Work to be completed >> Copy out all the records, word for word.

__________________________________________________

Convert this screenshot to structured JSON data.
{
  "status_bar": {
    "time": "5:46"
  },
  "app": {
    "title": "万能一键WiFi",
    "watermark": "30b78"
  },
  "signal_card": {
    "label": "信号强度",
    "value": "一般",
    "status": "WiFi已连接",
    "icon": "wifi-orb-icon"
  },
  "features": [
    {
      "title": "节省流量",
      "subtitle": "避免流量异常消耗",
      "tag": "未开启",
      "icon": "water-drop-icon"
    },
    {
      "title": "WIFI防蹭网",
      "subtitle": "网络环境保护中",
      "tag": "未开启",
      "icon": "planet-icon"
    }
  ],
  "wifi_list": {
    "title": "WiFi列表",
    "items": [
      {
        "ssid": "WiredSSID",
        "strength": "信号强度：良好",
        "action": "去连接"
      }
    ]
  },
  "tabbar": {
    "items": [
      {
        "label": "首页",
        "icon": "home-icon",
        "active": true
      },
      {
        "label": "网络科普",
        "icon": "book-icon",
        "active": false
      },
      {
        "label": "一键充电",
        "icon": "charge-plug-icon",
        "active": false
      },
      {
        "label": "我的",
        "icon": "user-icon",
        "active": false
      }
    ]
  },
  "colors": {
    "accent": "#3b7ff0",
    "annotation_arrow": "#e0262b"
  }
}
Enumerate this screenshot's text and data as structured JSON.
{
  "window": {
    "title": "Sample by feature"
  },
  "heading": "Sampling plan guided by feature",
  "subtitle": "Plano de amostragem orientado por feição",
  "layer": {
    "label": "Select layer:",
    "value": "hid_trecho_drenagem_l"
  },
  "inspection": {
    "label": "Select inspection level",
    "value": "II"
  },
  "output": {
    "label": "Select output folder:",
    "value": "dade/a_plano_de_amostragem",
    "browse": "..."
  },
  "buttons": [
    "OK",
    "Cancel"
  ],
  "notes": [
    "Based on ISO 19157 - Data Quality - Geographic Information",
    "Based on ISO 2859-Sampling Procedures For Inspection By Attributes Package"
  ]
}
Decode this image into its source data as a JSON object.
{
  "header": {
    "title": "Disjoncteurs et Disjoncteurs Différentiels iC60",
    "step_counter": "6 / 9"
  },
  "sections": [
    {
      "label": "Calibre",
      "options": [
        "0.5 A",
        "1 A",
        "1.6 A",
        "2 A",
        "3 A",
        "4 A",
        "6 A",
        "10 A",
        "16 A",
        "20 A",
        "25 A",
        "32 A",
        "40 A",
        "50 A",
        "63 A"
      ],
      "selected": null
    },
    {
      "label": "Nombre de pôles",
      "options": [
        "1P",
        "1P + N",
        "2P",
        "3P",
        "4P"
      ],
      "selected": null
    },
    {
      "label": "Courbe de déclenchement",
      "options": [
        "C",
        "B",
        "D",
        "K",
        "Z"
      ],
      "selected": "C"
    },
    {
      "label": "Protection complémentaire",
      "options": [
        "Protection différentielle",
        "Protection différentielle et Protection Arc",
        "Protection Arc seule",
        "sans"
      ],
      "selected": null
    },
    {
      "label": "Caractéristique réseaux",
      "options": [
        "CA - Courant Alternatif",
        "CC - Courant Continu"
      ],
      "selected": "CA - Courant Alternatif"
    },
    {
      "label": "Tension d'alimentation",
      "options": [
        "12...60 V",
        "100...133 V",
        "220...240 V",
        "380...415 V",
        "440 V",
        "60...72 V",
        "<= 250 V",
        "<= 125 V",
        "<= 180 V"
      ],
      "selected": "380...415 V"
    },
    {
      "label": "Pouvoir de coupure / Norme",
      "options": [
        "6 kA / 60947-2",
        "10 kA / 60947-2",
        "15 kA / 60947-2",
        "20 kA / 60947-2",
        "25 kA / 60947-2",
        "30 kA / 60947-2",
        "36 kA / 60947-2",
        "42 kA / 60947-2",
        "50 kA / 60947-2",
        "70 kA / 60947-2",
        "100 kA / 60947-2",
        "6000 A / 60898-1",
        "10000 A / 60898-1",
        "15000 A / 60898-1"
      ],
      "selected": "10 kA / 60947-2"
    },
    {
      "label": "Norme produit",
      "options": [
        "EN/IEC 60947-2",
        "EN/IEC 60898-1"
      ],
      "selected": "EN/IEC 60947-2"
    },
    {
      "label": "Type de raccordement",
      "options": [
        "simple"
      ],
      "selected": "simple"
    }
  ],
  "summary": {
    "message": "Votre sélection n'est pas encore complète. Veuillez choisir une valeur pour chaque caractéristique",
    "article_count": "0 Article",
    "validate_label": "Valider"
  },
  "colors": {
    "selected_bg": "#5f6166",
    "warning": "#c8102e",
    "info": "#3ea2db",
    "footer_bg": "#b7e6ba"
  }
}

__________________________________________________

Written reply >>
Convert this screenshot to structured JSON data.
{
  "status_bar": {
    "time": "5:46"
  },
  "app": {
    "title": "万能一键WiFi",
    "watermark": "30b78"
  },
  "signal_card": {
    "label": "信号强度",
    "value": "一般",
    "status": "WiFi已连接",
    "icon": "wifi-orb-icon"
  },
  "features": [
    {
      "title": "节省流量",
      "subtitle": "避免流量异常消耗",
      "tag": "未开启",
      "icon": "water-drop-icon"
    },
    {
      "title": "WIFI防蹭网",
      "subtitle": "网络环境保护中",
      "tag": "未开启",
      "icon": "planet-icon"
    }
  ],
  "wifi_list": {
    "title": "WiFi列表",
    "items": [
      {
        "ssid": "WiredSSID",
        "strength": "信号强度：良好",
        "action": "去连接"
      }
    ]
  },
  "tabbar": {
    "items": [
      {
        "label": "首页",
        "icon": "home-icon",
        "active": true
      },
      {
        "label": "网络科普",
        "icon": "book-icon",
        "active": false
      },
      {
        "label": "一键充电",
        "icon": "charge-plug-icon",
        "active": false
      },
      {
        "label": "我的",
        "icon": "user-icon",
        "active": false
      }
    ]
  },
  "colors": {
    "accent": "#3b7ff0",
    "annotation_arrow": "#e0262b"
  }
}
Enumerate this screenshot's text and data as structured JSON.
{
  "window": {
    "title": "Sample by feature"
  },
  "heading": "Sampling plan guided by feature",
  "subtitle": "Plano de amostragem orientado por feição",
  "layer": {
    "label": "Select layer:",
    "value": "hid_trecho_drenagem_l"
  },
  "inspection": {
    "label": "Select inspection level",
    "value": "II"
  },
  "output": {
    "label": "Select output folder:",
    "value": "dade/a_plano_de_amostragem",
    "browse": "..."
  },
  "buttons": [
    "OK",
    "Cancel"
  ],
  "notes": [
    "Based on ISO 19157 - Data Quality - Geographic Information",
    "Based on ISO 2859-Sampling Procedures For Inspection By Attributes Package"
  ]
}
Decode this image into its source data as a JSON object.
{
  "header": {
    "title": "Disjoncteurs et Disjoncteurs Différentiels iC60",
    "step_counter": "6 / 9"
  },
  "sections": [
    {
      "label": "Calibre",
      "options": [
        "0.5 A",
        "1 A",
        "1.6 A",
        "2 A",
        "3 A",
        "4 A",
        "6 A",
        "10 A",
        "16 A",
        "20 A",
        "25 A",
        "32 A",
        "40 A",
        "50 A",
        "63 A"
      ],
      "selected": null
    },
    {
      "label": "Nombre de pôles",
      "options": [
        "1P",
        "1P + N",
        "2P",
        "3P",
        "4P"
      ],
      "selected": null
    },
    {
      "label": "Courbe de déclenchement",
      "options": [
        "C",
        "B",
        "D",
        "K",
        "Z"
      ],
      "selected": "C"
    },
    {
      "label": "Protection complémentaire",
      "options": [
        "Protection différentielle",
        "Protection différentielle et Protection Arc",
        "Protection Arc seule",
        "sans"
      ],
      "selected": null
    },
    {
      "label": "Caractéristique réseaux",
      "options": [
        "CA - Courant Alternatif",
        "CC - Courant Continu"
      ],
      "selected": "CA - Courant Alternatif"
    },
    {
      "label": "Tension d'alimentation",
      "options": [
        "12...60 V",
        "100...133 V",
        "220...240 V",
        "380...415 V",
        "440 V",
        "60...72 V",
        "<= 250 V",
        "<= 125 V",
        "<= 180 V"
      ],
      "selected": "380...415 V"
    },
    {
      "label": "Pouvoir de coupure / Norme",
      "options": [
        "6 kA / 60947-2",
        "10 kA / 60947-2",
        "15 kA / 60947-2",
        "20 kA / 60947-2",
        "25 kA / 60947-2",
        "30 kA / 60947-2",
        "36 kA / 60947-2",
        "42 kA / 60947-2",
        "50 kA / 60947-2",
        "70 kA / 60947-2",
        "100 kA / 60947-2",
        "6000 A / 60898-1",
        "10000 A / 60898-1",
        "15000 A / 60898-1"
      ],
      "selected": "10 kA / 60947-2"
    },
    {
      "label": "Norme produit",
      "options": [
        "EN/IEC 60947-2",
        "EN/IEC 60898-1"
      ],
      "selected": "EN/IEC 60947-2"
    },
    {
      "label": "Type de raccordement",
      "options": [
        "simple"
      ],
      "selected": "simple"
    }
  ],
  "summary": {
    "message": "Votre sélection n'est pas encore complète. Veuillez choisir une valeur pour chaque caractéristique",
    "article_count": "0 Article",
    "validate_label": "Valider"
  },
  "colors": {
    "selected_bg": "#5f6166",
    "warning": "#c8102e",
    "info": "#3ea2db",
    "footer_bg": "#b7e6ba"
  }
}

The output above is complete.